### RECORDS SUPPLIED ###
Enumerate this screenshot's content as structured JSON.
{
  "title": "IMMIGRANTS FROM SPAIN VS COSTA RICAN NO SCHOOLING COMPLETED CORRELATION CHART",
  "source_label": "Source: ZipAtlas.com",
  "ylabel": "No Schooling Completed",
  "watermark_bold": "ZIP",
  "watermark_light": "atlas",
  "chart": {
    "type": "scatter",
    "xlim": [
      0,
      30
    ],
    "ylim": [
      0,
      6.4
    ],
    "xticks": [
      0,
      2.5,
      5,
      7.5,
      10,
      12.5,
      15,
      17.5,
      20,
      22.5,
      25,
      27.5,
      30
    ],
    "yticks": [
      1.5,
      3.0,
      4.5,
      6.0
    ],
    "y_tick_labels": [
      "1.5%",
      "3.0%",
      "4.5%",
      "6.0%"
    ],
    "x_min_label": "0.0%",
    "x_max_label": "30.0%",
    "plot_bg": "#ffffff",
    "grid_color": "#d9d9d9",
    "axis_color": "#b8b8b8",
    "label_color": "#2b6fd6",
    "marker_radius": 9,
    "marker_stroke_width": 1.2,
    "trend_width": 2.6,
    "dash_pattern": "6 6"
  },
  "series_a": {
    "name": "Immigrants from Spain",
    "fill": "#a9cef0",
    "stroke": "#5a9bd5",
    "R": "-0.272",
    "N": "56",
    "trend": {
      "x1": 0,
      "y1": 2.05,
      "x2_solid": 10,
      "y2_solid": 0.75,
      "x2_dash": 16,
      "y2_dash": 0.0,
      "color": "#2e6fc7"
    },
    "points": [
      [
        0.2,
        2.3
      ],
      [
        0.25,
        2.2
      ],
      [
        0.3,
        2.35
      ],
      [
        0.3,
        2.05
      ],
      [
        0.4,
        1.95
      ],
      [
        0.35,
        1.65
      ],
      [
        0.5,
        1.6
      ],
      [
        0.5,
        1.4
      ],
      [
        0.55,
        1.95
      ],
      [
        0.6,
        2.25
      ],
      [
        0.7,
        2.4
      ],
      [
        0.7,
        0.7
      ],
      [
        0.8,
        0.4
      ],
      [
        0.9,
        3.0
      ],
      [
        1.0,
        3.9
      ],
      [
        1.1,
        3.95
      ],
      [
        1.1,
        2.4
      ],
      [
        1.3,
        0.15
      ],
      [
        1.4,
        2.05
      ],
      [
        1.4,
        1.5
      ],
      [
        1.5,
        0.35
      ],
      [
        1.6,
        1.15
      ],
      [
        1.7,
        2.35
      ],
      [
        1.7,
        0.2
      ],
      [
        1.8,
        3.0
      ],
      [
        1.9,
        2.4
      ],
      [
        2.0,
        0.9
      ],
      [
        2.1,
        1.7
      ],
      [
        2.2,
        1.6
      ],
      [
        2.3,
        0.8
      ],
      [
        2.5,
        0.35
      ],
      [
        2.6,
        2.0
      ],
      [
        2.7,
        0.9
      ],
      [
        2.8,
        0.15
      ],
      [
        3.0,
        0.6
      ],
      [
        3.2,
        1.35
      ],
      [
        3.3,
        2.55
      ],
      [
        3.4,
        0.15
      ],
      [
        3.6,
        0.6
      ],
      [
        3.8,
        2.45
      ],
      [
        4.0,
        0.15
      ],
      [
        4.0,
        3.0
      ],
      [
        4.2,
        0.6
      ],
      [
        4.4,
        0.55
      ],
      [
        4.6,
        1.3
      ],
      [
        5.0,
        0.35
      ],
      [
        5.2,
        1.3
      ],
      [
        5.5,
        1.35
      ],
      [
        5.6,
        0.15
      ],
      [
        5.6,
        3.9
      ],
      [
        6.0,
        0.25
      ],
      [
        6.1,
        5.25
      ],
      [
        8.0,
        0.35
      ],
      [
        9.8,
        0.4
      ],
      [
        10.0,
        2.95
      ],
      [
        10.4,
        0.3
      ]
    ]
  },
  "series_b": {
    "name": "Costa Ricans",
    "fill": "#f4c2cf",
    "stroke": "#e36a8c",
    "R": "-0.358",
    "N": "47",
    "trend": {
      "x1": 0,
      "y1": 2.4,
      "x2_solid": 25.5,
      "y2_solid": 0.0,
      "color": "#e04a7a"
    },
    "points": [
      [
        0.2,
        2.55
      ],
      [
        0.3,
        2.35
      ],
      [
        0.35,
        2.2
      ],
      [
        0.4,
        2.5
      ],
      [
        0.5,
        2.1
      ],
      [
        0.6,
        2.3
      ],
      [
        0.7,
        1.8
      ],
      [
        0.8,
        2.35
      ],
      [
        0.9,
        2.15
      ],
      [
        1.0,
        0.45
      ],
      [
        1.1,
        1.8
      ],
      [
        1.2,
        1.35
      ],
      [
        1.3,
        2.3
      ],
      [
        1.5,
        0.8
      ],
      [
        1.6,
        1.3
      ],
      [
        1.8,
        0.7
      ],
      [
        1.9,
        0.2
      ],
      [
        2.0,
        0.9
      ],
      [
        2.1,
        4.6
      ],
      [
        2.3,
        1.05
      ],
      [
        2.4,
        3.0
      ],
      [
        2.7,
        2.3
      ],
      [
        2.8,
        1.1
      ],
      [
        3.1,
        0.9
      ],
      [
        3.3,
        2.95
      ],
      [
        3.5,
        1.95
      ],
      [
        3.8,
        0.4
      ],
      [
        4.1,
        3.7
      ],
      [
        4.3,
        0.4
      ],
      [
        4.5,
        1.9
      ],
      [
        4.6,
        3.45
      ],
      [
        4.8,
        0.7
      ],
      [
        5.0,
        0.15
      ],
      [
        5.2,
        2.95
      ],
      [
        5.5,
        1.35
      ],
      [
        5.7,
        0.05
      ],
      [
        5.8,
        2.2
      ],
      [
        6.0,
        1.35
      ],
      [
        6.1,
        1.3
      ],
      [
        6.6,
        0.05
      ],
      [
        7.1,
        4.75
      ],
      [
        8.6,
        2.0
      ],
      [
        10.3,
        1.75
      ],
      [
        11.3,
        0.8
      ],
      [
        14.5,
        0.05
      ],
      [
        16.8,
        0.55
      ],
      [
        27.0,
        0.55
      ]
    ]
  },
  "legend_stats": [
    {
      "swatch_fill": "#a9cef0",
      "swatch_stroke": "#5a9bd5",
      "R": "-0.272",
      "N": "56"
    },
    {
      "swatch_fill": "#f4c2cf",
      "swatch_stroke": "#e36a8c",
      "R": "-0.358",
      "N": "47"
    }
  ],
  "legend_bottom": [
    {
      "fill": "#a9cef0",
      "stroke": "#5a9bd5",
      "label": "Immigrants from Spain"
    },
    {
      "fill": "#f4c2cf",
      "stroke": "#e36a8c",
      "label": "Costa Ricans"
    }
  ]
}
###
• _WHAT YOU HAVE TO DO_
Repeat back the data above, exact to the last character.

• _THE OUTPUT_
Enumerate this screenshot's content as structured JSON.
{
  "title": "IMMIGRANTS FROM SPAIN VS COSTA RICAN NO SCHOOLING COMPLETED CORRELATION CHART",
  "source_label": "Source: ZipAtlas.com",
  "ylabel": "No Schooling Completed",
  "watermark_bold": "ZIP",
  "watermark_light": "atlas",
  "chart": {
    "type": "scatter",
    "xlim": [
      0,
      30
    ],
    "ylim": [
      0,
      6.4
    ],
    "xticks": [
      0,
      2.5,
      5,
      7.5,
      10,
      12.5,
      15,
      17.5,
      20,
      22.5,
      25,
      27.5,
      30
    ],
    "yticks": [
      1.5,
      3.0,
      4.5,
      6.0
    ],
    "y_tick_labels": [
      "1.5%",
      "3.0%",
      "4.5%",
      "6.0%"
    ],
    "x_min_label": "0.0%",
    "x_max_label": "30.0%",
    "plot_bg": "#ffffff",
    "grid_color": "#d9d9d9",
    "axis_color": "#b8b8b8",
    "label_color": "#2b6fd6",
    "marker_radius": 9,
    "marker_stroke_width": 1.2,
    "trend_width": 2.6,
    "dash_pattern": "6 6"
  },
  "series_a": {
    "name": "Immigrants from Spain",
    "fill": "#a9cef0",
    "stroke": "#5a9bd5",
    "R": "-0.272",
    "N": "56",
    "trend": {
      "x1": 0,
      "y1": 2.05,
      "x2_solid": 10,
      "y2_solid": 0.75,
      "x2_dash": 16,
      "y2_dash": 0.0,
      "color": "#2e6fc7"
    },
    "points": [
      [
        0.2,
        2.3
      ],
      [
        0.25,
        2.2
      ],
      [
        0.3,
        2.35
      ],
      [
        0.3,
        2.05
      ],
      [
        0.4,
        1.95
      ],
      [
        0.35,
        1.65
      ],
      [
        0.5,
        1.6
      ],
      [
        0.5,
        1.4
      ],
      [
        0.55,
        1.95
      ],
      [
        0.6,
        2.25
      ],
      [
        0.7,
        2.4
      ],
      [
        0.7,
        0.7
      ],
      [
        0.8,
        0.4
      ],
      [
        0.9,
        3.0
      ],
      [
        1.0,
        3.9
      ],
      [
        1.1,
        3.95
      ],
      [
        1.1,
        2.4
      ],
      [
        1.3,
        0.15
      ],
      [
        1.4,
        2.05
      ],
      [
        1.4,
        1.5
      ],
      [
        1.5,
        0.35
      ],
      [
        1.6,
        1.15
      ],
      [
        1.7,
        2.35
      ],
      [
        1.7,
        0.2
      ],
      [
        1.8,
        3.0
      ],
      [
        1.9,
        2.4
      ],
      [
        2.0,
        0.9
      ],
      [
        2.1,
        1.7
      ],
      [
        2.2,
        1.6
      ],
      [
        2.3,
        0.8
      ],
      [
        2.5,
        0.35
      ],
      [
        2.6,
        2.0
      ],
      [
        2.7,
        0.9
      ],
      [
        2.8,
        0.15
      ],
      [
        3.0,
        0.6
      ],
      [
        3.2,
        1.35
      ],
      [
        3.3,
        2.55
      ],
      [
        3.4,
        0.15
      ],
      [
        3.6,
        0.6
      ],
      [
        3.8,
        2.45
      ],
      [
        4.0,
        0.15
      ],
      [
        4.0,
        3.0
      ],
      [
        4.2,
        0.6
      ],
      [
        4.4,
        0.55
      ],
      [
        4.6,
        1.3
      ],
      [
        5.0,
        0.35
      ],
      [
        5.2,
        1.3
      ],
      [
        5.5,
        1.35
      ],
      [
        5.6,
        0.15
      ],
      [
        5.6,
        3.9
      ],
      [
        6.0,
        0.25
      ],
      [
        6.1,
        5.25
      ],
      [
        8.0,
        0.35
      ],
      [
        9.8,
        0.4
      ],
      [
        10.0,
        2.95
      ],
      [
        10.4,
        0.3
      ]
    ]
  },
  "series_b": {
    "name": "Costa Ricans",
    "fill": "#f4c2cf",
    "stroke": "#e36a8c",
    "R": "-0.358",
    "N": "47",
    "trend": {
      "x1": 0,
      "y1": 2.4,
      "x2_solid": 25.5,
      "y2_solid": 0.0,
      "color": "#e04a7a"
    },
    "points": [
      [
        0.2,
        2.55
      ],
      [
        0.3,
        2.35
      ],
      [
        0.35,
        2.2
      ],
      [
        0.4,
        2.5
      ],
      [
        0.5,
        2.1
      ],
      [
        0.6,
        2.3
      ],
      [
        0.7,
        1.8
      ],
      [
        0.8,
        2.35
      ],
      [
        0.9,
        2.15
      ],
      [
        1.0,
        0.45
      ],
      [
        1.1,
        1.8
      ],
      [
        1.2,
        1.35
      ],
      [
        1.3,
        2.3
      ],
      [
        1.5,
        0.8
      ],
      [
        1.6,
        1.3
      ],
      [
        1.8,
        0.7
      ],
      [
        1.9,
        0.2
      ],
      [
        2.0,
        0.9
      ],
      [
        2.1,
        4.6
      ],
      [
        2.3,
        1.05
      ],
      [
        2.4,
        3.0
      ],
      [
        2.7,
        2.3
      ],
      [
        2.8,
        1.1
      ],
      [
        3.1,
        0.9
      ],
      [
        3.3,
        2.95
      ],
      [
        3.5,
        1.95
      ],
      [
        3.8,
        0.4
      ],
      [
        4.1,
        3.7
      ],
      [
        4.3,
        0.4
      ],
      [
        4.5,
        1.9
      ],
      [
        4.6,
        3.45
      ],
      [
        4.8,
        0.7
      ],
      [
        5.0,
        0.15
      ],
      [
        5.2,
        2.95
      ],
      [
        5.5,
        1.35
      ],
      [
        5.7,
        0.05
      ],
      [
        5.8,
        2.2
      ],
      [
        6.0,
        1.35
      ],
      [
        6.1,
        1.3
      ],
      [
        6.6,
        0.05
      ],
      [
        7.1,
        4.75
      ],
      [
        8.6,
        2.0
      ],
      [
        10.3,
        1.75
      ],
      [
        11.3,
        0.8
      ],
      [
        14.5,
        0.05
      ],
      [
        16.8,
        0.55
      ],
      [
        27.0,
        0.55
      ]
    ]
  },
  "legend_stats": [
    {
      "swatch_fill": "#a9cef0",
      "swatch_stroke": "#5a9bd5",
      "R": "-0.272",
      "N": "56"
    },
    {
      "swatch_fill": "#f4c2cf",
      "swatch_stroke": "#e36a8c",
      "R": "-0.358",
      "N": "47"
    }
  ],
  "legend_bottom": [
    {
      "fill": "#a9cef0",
      "stroke": "#5a9bd5",
      "label": "Immigrants from Spain"
    },
    {
      "fill": "#f4c2cf",
      "stroke": "#e36a8c",
      "label": "Costa Ricans"
    }
  ]
}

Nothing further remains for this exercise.